(Beginning of DATA SHOWN)

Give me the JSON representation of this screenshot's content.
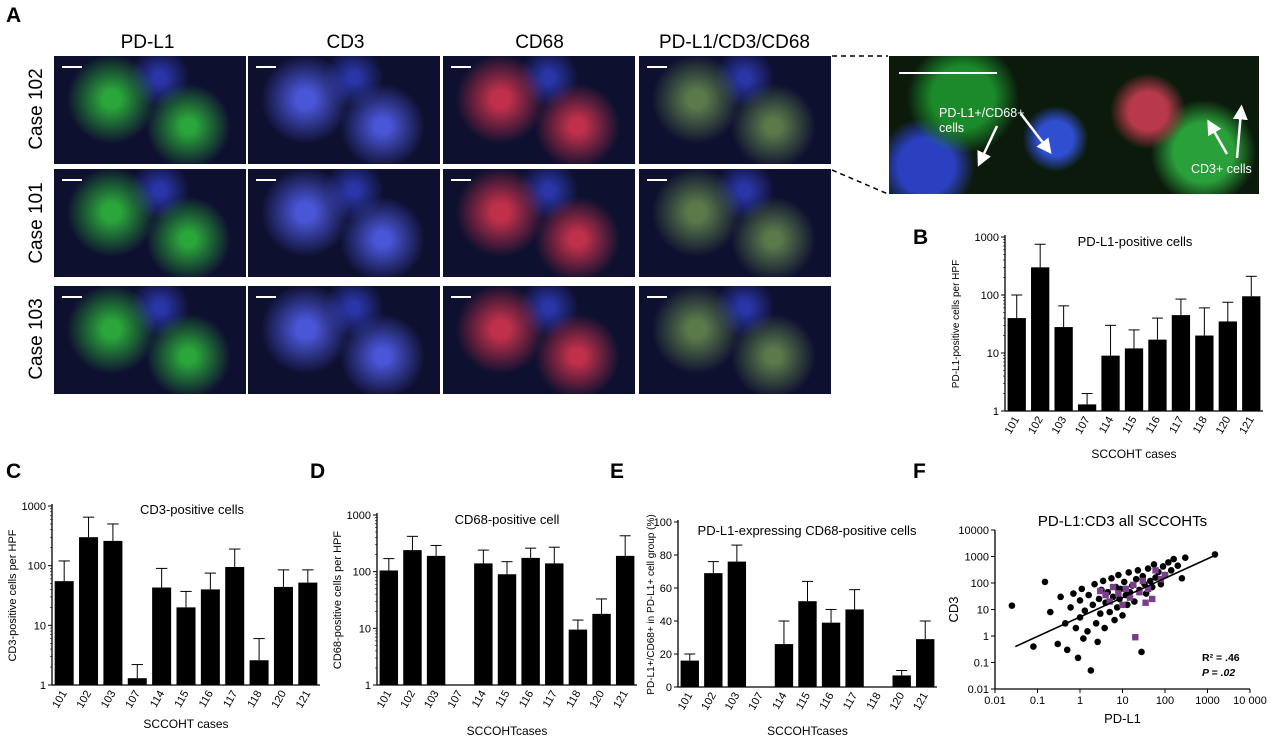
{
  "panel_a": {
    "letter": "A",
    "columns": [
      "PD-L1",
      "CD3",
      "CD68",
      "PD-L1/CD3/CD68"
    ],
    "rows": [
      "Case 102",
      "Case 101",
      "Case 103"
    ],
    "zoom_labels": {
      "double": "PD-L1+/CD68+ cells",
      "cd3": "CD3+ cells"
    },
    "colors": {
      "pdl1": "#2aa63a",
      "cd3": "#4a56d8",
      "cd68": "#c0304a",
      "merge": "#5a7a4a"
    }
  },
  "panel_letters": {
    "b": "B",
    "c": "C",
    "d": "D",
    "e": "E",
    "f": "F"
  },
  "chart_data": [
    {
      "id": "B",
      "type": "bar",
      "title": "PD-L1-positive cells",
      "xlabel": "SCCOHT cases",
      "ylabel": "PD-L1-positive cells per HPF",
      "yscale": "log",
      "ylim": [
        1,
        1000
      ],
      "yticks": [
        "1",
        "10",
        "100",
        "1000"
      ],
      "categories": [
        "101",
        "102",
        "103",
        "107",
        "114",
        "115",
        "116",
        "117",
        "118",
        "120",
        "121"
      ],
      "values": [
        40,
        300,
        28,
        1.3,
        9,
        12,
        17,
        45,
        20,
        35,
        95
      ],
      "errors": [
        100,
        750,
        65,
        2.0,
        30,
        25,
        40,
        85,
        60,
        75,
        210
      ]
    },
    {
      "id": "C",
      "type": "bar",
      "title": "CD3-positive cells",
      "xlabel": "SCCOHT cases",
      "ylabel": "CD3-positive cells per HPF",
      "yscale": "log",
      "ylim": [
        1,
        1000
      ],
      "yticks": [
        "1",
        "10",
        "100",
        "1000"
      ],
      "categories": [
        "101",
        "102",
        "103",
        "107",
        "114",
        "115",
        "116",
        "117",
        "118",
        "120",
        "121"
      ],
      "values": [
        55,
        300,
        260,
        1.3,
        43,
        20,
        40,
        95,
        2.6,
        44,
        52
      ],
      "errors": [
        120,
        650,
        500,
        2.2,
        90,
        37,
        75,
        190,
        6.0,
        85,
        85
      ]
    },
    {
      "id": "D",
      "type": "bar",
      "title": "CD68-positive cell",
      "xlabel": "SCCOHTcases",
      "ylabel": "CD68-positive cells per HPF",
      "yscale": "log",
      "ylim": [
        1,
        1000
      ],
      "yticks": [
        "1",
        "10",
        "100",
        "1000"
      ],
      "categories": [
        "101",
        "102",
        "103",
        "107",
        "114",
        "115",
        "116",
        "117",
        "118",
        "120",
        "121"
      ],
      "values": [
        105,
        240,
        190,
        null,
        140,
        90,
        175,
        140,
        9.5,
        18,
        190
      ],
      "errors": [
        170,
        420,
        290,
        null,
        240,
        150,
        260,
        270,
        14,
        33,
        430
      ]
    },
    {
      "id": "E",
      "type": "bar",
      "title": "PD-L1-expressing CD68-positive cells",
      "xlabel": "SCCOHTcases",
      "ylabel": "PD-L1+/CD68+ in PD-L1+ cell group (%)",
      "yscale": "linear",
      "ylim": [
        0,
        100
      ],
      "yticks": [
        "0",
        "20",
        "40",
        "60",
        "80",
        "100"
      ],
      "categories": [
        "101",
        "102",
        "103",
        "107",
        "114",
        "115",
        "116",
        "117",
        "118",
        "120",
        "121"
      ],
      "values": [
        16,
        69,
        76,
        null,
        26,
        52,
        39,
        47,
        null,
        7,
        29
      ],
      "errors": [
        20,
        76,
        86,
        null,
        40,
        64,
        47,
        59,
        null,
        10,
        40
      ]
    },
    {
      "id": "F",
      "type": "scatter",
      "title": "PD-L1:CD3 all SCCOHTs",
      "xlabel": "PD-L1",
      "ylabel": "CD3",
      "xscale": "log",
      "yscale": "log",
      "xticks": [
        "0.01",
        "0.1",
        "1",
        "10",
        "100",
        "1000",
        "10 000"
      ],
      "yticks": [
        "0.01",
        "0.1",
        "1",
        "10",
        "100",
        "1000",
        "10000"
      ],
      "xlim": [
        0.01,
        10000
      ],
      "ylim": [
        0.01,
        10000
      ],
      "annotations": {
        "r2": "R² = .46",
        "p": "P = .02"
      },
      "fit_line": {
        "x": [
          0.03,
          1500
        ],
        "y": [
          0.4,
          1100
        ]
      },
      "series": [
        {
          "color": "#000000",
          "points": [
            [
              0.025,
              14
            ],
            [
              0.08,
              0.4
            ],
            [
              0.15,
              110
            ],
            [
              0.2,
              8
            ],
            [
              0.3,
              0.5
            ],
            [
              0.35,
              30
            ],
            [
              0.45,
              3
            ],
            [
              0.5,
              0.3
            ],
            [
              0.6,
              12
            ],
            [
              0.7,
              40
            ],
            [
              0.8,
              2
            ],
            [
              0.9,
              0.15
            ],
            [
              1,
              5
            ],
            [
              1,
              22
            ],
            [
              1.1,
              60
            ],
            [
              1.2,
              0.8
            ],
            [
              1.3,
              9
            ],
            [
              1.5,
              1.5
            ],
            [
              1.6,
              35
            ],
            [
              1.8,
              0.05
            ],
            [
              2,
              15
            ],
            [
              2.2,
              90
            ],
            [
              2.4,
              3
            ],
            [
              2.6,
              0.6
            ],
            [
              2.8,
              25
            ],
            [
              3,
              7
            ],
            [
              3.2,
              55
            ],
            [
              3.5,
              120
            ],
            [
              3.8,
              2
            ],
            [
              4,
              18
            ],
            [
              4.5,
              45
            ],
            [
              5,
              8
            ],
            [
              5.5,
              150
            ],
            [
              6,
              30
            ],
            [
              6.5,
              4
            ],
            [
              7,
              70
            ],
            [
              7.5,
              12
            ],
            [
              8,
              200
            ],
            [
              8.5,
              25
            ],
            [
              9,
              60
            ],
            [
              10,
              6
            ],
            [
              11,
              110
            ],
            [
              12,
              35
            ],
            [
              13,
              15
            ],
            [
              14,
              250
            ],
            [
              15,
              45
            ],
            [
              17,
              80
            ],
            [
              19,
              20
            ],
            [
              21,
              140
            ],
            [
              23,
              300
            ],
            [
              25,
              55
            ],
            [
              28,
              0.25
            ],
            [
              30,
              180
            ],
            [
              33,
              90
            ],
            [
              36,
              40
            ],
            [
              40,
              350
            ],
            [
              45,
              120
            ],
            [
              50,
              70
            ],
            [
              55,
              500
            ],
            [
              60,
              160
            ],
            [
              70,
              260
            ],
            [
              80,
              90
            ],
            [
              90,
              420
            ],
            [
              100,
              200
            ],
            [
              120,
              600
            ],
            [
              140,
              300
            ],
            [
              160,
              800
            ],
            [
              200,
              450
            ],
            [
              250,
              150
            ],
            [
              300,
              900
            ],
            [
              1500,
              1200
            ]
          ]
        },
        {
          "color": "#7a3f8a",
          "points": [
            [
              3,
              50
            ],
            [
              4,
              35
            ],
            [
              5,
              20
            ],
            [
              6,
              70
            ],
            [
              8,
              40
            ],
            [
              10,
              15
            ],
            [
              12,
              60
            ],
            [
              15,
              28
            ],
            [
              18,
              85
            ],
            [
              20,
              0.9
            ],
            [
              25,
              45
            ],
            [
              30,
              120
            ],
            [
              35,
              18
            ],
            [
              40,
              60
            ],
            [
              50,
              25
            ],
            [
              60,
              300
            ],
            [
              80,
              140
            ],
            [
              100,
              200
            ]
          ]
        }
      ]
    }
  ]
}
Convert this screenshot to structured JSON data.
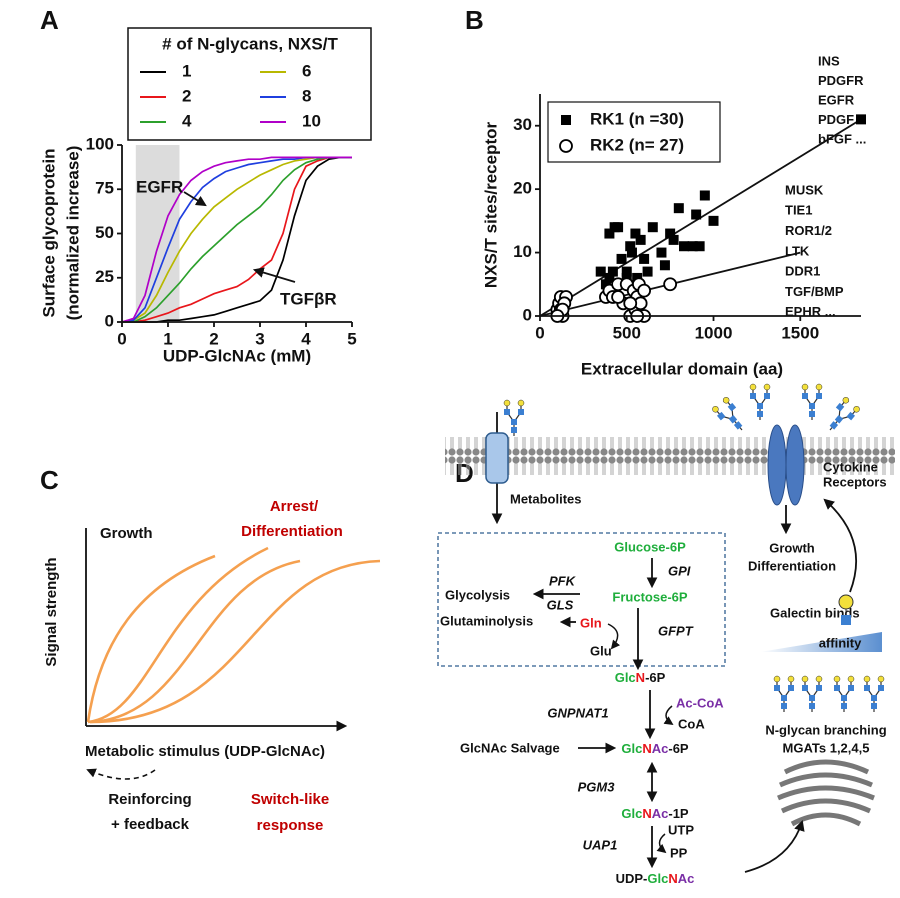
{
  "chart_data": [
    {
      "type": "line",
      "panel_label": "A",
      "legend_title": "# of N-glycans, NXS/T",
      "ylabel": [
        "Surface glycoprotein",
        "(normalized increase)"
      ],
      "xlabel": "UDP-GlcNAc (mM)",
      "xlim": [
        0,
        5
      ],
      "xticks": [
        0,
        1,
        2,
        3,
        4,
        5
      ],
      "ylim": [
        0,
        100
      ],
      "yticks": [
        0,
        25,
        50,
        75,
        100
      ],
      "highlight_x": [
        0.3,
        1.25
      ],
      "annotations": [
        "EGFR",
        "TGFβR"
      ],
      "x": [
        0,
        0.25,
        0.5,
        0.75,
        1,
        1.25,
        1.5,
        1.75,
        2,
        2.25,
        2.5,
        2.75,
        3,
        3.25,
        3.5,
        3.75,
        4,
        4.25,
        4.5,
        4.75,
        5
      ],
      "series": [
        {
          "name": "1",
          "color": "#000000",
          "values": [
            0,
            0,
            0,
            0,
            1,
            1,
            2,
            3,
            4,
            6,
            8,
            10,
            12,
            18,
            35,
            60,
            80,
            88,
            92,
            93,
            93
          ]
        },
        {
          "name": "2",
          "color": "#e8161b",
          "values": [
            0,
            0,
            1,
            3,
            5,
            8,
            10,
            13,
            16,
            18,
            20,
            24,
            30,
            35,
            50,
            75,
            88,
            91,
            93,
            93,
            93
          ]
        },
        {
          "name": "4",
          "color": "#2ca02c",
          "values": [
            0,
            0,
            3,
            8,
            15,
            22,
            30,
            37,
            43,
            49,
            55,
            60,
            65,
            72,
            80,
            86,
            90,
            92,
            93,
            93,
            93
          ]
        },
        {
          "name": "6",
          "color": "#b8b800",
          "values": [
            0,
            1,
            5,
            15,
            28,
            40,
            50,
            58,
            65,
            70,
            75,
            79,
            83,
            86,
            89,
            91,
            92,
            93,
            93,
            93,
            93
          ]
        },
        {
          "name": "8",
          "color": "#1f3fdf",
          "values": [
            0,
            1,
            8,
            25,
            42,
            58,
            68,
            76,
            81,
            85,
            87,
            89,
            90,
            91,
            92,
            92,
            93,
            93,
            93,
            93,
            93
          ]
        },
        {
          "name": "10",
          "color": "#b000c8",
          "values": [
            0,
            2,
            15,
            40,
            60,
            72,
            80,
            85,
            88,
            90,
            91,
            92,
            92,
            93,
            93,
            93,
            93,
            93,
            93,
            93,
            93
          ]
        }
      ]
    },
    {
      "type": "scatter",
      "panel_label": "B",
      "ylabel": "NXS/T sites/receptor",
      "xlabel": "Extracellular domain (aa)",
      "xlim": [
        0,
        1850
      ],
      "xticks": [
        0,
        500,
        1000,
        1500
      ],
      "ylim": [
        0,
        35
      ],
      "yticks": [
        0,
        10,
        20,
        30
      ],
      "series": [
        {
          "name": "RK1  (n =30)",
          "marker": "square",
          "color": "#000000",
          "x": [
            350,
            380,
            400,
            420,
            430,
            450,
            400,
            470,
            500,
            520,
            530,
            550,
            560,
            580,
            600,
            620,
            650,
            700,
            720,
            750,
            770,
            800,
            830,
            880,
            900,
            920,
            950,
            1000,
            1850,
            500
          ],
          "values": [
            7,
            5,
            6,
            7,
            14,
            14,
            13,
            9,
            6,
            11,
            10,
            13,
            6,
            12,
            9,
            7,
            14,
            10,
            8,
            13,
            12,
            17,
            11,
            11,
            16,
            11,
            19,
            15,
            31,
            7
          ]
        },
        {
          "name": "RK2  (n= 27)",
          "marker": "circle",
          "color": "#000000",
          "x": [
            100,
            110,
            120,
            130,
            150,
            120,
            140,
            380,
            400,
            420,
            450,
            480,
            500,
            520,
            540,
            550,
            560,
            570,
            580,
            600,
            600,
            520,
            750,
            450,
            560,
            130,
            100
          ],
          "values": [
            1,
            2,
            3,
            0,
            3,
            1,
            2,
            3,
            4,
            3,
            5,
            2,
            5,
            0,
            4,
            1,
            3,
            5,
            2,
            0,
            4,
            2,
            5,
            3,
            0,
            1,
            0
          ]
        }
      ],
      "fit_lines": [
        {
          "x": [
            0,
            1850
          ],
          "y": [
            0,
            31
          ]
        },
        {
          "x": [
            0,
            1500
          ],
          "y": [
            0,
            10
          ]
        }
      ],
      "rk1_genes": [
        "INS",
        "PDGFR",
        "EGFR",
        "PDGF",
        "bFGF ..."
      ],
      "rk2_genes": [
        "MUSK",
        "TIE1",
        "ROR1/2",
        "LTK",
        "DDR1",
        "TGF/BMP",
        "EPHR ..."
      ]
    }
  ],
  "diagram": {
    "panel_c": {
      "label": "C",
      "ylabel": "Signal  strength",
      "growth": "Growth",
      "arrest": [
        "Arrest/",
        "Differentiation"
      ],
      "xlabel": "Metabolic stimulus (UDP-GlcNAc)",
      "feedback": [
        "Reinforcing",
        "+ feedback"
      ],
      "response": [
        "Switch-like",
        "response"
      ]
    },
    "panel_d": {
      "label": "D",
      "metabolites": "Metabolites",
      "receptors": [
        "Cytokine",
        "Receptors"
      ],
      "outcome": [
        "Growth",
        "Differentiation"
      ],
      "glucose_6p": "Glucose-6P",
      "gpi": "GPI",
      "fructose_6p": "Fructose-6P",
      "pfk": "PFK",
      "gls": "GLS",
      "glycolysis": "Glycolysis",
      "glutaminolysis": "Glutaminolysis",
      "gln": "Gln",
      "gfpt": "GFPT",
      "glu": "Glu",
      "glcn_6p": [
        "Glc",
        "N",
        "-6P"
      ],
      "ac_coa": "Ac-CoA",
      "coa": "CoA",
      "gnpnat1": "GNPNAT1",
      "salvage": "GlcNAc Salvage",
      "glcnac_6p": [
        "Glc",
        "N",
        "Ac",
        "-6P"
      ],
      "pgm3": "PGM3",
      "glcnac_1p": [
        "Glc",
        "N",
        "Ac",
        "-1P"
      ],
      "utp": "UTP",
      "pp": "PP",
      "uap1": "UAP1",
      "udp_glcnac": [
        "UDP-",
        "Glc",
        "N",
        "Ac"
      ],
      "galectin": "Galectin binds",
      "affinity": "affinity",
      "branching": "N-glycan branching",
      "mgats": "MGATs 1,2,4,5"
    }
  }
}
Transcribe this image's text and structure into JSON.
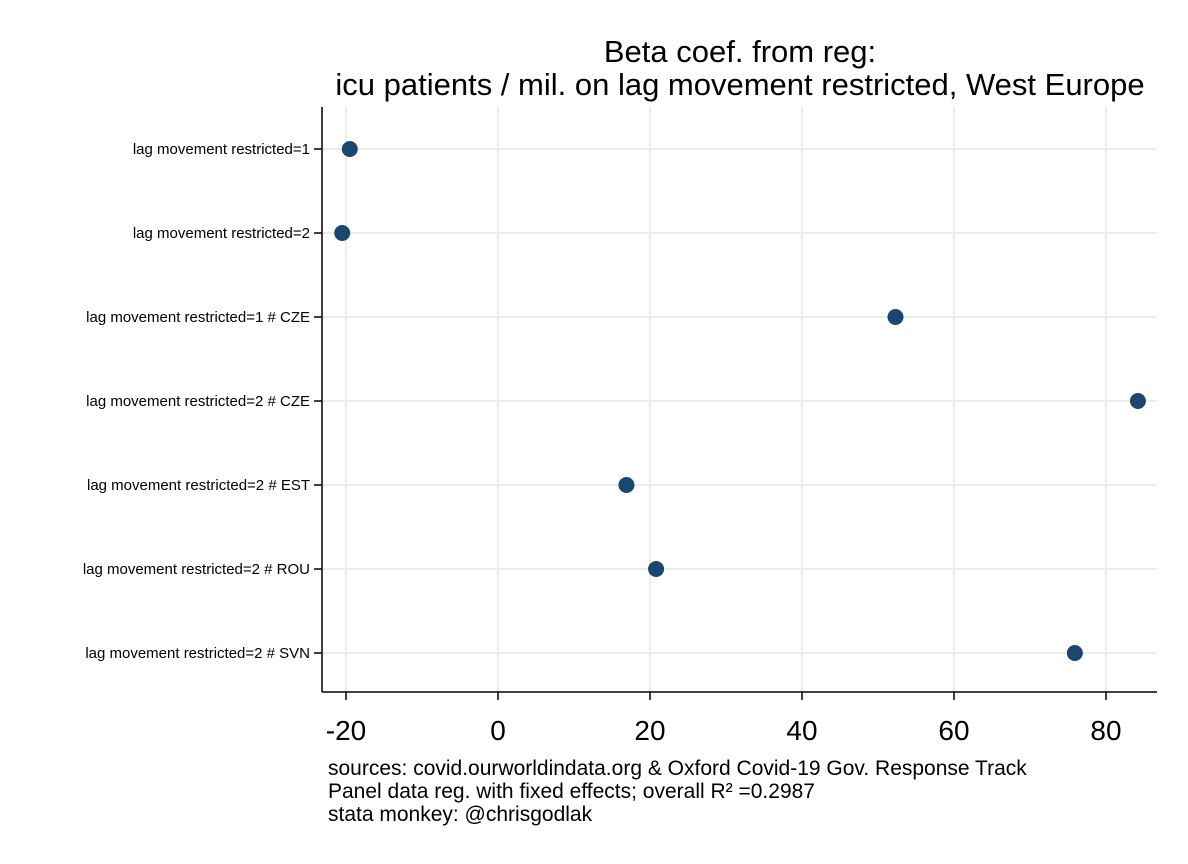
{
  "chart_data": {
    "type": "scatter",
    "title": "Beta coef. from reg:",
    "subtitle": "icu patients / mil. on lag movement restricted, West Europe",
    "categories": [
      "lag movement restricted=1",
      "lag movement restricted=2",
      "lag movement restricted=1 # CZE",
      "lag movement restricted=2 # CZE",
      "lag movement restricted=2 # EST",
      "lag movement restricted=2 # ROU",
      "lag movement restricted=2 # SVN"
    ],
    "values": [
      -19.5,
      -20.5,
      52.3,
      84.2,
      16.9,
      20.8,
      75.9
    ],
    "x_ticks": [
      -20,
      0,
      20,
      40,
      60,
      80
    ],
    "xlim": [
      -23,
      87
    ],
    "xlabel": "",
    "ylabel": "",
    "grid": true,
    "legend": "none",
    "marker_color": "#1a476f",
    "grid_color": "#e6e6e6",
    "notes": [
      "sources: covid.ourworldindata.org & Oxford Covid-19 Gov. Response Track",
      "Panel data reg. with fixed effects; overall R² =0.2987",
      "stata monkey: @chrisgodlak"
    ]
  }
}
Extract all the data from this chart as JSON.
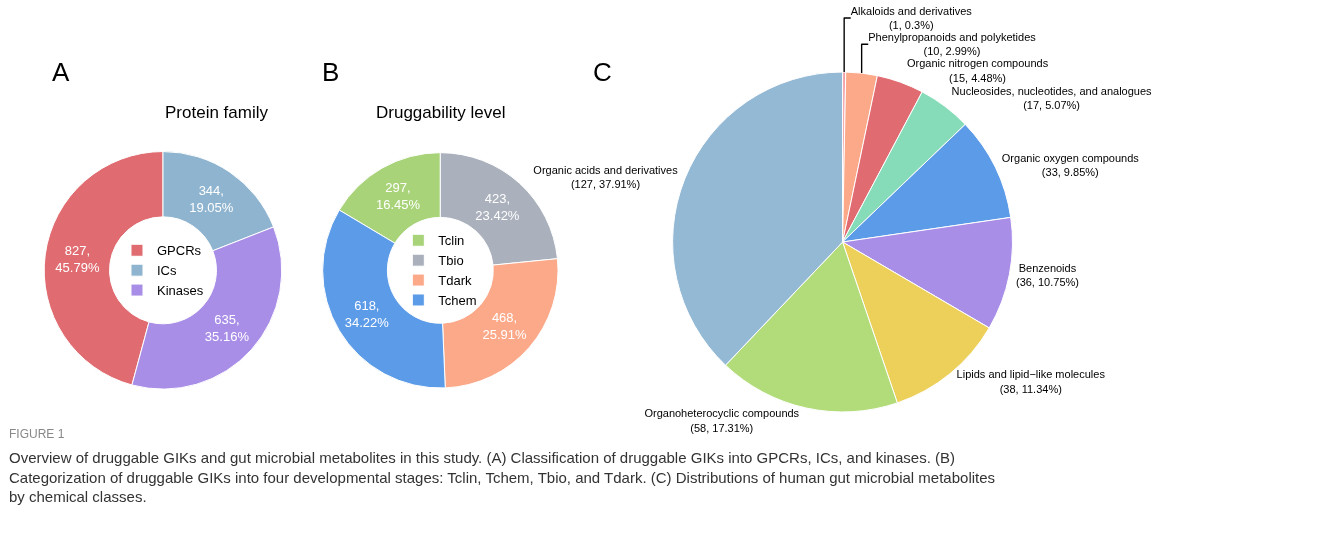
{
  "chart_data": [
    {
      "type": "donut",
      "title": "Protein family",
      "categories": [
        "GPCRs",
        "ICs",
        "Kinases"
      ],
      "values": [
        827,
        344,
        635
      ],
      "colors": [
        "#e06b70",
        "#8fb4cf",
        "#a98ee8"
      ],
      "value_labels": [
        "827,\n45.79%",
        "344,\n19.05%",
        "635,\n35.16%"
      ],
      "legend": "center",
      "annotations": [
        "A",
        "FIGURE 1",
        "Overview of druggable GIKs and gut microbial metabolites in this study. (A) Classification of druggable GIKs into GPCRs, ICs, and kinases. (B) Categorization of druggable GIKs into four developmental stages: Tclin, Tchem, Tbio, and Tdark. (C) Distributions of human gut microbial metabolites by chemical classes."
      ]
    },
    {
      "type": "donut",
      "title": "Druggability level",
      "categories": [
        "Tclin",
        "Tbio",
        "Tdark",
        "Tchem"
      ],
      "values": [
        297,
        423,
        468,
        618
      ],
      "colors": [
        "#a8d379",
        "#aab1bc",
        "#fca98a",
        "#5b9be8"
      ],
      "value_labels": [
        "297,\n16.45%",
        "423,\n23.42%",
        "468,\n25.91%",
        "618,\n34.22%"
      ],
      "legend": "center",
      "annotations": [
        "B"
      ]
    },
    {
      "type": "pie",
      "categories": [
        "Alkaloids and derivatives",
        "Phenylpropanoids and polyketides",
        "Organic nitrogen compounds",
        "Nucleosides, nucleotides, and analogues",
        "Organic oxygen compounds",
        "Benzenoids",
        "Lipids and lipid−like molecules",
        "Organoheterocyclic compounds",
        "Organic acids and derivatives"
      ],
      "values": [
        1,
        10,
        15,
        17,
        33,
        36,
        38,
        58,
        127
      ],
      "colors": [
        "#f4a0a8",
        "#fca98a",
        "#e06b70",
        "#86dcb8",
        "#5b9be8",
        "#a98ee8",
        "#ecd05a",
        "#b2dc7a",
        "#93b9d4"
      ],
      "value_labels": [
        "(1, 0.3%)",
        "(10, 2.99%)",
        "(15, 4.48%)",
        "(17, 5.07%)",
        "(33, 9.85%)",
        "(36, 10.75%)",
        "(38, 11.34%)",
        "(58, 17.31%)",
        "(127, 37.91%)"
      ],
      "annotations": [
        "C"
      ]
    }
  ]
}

(End of DATA SHOWN)

**ACTION ITEM:**
Check every line of the data, and copy the ones that contain "this".

**ANSWER:**
Give me the JSON representation of this screenshot's content.
Convert this screenshot to structured JSON data.
Transcribe this image's text and structure into JSON.
Extract all the data from this chart as JSON.
        "Overview of druggable GIKs and gut microbial metabolites in this study. (A) Classification of druggable GIKs into GPCRs, ICs, and kinases. (B) Categorization of druggable GIKs into four developmental stages: Tclin, Tchem, Tbio, and Tdark. (C) Distributions of human gut microbial metabolites by chemical classes."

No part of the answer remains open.